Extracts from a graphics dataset
··········

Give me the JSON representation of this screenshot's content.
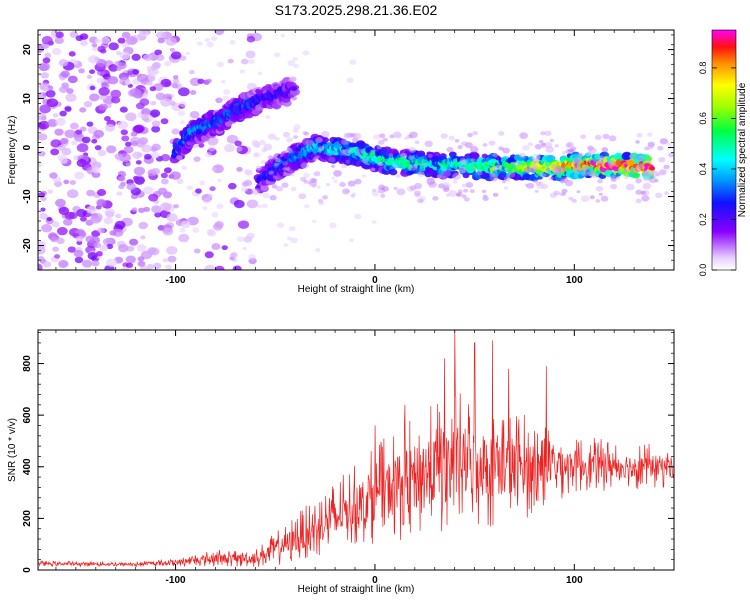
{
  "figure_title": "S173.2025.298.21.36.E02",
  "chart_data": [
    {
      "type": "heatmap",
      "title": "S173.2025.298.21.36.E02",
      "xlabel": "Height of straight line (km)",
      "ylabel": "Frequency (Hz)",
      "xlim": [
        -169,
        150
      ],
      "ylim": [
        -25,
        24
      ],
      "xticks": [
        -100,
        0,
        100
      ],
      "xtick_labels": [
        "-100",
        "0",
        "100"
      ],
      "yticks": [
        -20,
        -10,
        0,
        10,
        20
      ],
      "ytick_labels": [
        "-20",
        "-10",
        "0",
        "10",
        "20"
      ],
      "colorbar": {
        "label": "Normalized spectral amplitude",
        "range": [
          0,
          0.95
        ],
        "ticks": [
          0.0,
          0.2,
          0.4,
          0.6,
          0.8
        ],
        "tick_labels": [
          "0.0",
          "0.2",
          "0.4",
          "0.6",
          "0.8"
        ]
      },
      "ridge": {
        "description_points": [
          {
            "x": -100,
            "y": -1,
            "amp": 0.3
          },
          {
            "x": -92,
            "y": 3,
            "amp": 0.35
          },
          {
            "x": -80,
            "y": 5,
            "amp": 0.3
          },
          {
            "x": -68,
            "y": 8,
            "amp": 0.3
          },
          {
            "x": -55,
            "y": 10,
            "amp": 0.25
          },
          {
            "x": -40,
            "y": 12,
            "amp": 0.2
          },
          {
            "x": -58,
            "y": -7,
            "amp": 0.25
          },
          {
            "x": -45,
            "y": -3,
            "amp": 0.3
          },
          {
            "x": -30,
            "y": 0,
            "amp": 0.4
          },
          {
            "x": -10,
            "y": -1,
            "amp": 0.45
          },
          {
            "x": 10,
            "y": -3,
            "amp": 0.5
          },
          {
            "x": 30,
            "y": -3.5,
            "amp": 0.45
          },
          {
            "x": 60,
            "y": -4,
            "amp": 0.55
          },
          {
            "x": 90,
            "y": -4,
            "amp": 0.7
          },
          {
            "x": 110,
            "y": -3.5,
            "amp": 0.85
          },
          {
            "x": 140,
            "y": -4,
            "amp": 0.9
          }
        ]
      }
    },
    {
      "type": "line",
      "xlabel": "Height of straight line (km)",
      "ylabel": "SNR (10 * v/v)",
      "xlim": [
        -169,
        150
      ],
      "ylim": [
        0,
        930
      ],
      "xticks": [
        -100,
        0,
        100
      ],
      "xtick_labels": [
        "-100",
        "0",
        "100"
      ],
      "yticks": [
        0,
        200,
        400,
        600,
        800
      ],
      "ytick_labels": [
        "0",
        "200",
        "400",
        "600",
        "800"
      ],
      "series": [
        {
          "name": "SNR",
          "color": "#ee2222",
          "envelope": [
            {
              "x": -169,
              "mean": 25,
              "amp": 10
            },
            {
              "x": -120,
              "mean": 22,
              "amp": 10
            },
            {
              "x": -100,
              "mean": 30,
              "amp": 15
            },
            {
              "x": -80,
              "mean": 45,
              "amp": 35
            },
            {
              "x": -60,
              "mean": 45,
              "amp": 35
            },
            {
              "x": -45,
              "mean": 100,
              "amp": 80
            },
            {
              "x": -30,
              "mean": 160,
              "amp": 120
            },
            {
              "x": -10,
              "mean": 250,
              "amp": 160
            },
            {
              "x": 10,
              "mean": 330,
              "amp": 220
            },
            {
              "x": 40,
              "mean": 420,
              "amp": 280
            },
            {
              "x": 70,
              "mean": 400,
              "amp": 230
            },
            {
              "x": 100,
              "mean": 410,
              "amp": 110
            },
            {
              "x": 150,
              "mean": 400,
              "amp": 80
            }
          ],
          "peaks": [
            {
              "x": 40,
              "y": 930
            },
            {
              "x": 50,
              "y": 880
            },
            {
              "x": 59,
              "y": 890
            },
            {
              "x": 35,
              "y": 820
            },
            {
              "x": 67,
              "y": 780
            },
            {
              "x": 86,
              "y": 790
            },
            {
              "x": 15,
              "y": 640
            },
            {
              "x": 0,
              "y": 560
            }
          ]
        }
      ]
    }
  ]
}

··········

### Brief:
Extract the entries in full, exactly as they are, minus the pictures.

### The result:
Give me the JSON representation of this screenshot's content.
{
  "figure_title": "S173.2025.298.21.36.E02",
  "chart_data": [
    {
      "type": "heatmap",
      "title": "S173.2025.298.21.36.E02",
      "xlabel": "Height of straight line (km)",
      "ylabel": "Frequency (Hz)",
      "xlim": [
        -169,
        150
      ],
      "ylim": [
        -25,
        24
      ],
      "xticks": [
        -100,
        0,
        100
      ],
      "xtick_labels": [
        "-100",
        "0",
        "100"
      ],
      "yticks": [
        -20,
        -10,
        0,
        10,
        20
      ],
      "ytick_labels": [
        "-20",
        "-10",
        "0",
        "10",
        "20"
      ],
      "colorbar": {
        "label": "Normalized spectral amplitude",
        "range": [
          0,
          0.95
        ],
        "ticks": [
          0.0,
          0.2,
          0.4,
          0.6,
          0.8
        ],
        "tick_labels": [
          "0.0",
          "0.2",
          "0.4",
          "0.6",
          "0.8"
        ]
      },
      "ridge": {
        "description_points": [
          {
            "x": -100,
            "y": -1,
            "amp": 0.3
          },
          {
            "x": -92,
            "y": 3,
            "amp": 0.35
          },
          {
            "x": -80,
            "y": 5,
            "amp": 0.3
          },
          {
            "x": -68,
            "y": 8,
            "amp": 0.3
          },
          {
            "x": -55,
            "y": 10,
            "amp": 0.25
          },
          {
            "x": -40,
            "y": 12,
            "amp": 0.2
          },
          {
            "x": -58,
            "y": -7,
            "amp": 0.25
          },
          {
            "x": -45,
            "y": -3,
            "amp": 0.3
          },
          {
            "x": -30,
            "y": 0,
            "amp": 0.4
          },
          {
            "x": -10,
            "y": -1,
            "amp": 0.45
          },
          {
            "x": 10,
            "y": -3,
            "amp": 0.5
          },
          {
            "x": 30,
            "y": -3.5,
            "amp": 0.45
          },
          {
            "x": 60,
            "y": -4,
            "amp": 0.55
          },
          {
            "x": 90,
            "y": -4,
            "amp": 0.7
          },
          {
            "x": 110,
            "y": -3.5,
            "amp": 0.85
          },
          {
            "x": 140,
            "y": -4,
            "amp": 0.9
          }
        ]
      }
    },
    {
      "type": "line",
      "xlabel": "Height of straight line (km)",
      "ylabel": "SNR (10 * v/v)",
      "xlim": [
        -169,
        150
      ],
      "ylim": [
        0,
        930
      ],
      "xticks": [
        -100,
        0,
        100
      ],
      "xtick_labels": [
        "-100",
        "0",
        "100"
      ],
      "yticks": [
        0,
        200,
        400,
        600,
        800
      ],
      "ytick_labels": [
        "0",
        "200",
        "400",
        "600",
        "800"
      ],
      "series": [
        {
          "name": "SNR",
          "color": "#ee2222",
          "envelope": [
            {
              "x": -169,
              "mean": 25,
              "amp": 10
            },
            {
              "x": -120,
              "mean": 22,
              "amp": 10
            },
            {
              "x": -100,
              "mean": 30,
              "amp": 15
            },
            {
              "x": -80,
              "mean": 45,
              "amp": 35
            },
            {
              "x": -60,
              "mean": 45,
              "amp": 35
            },
            {
              "x": -45,
              "mean": 100,
              "amp": 80
            },
            {
              "x": -30,
              "mean": 160,
              "amp": 120
            },
            {
              "x": -10,
              "mean": 250,
              "amp": 160
            },
            {
              "x": 10,
              "mean": 330,
              "amp": 220
            },
            {
              "x": 40,
              "mean": 420,
              "amp": 280
            },
            {
              "x": 70,
              "mean": 400,
              "amp": 230
            },
            {
              "x": 100,
              "mean": 410,
              "amp": 110
            },
            {
              "x": 150,
              "mean": 400,
              "amp": 80
            }
          ],
          "peaks": [
            {
              "x": 40,
              "y": 930
            },
            {
              "x": 50,
              "y": 880
            },
            {
              "x": 59,
              "y": 890
            },
            {
              "x": 35,
              "y": 820
            },
            {
              "x": 67,
              "y": 780
            },
            {
              "x": 86,
              "y": 790
            },
            {
              "x": 15,
              "y": 640
            },
            {
              "x": 0,
              "y": 560
            }
          ]
        }
      ]
    }
  ]
}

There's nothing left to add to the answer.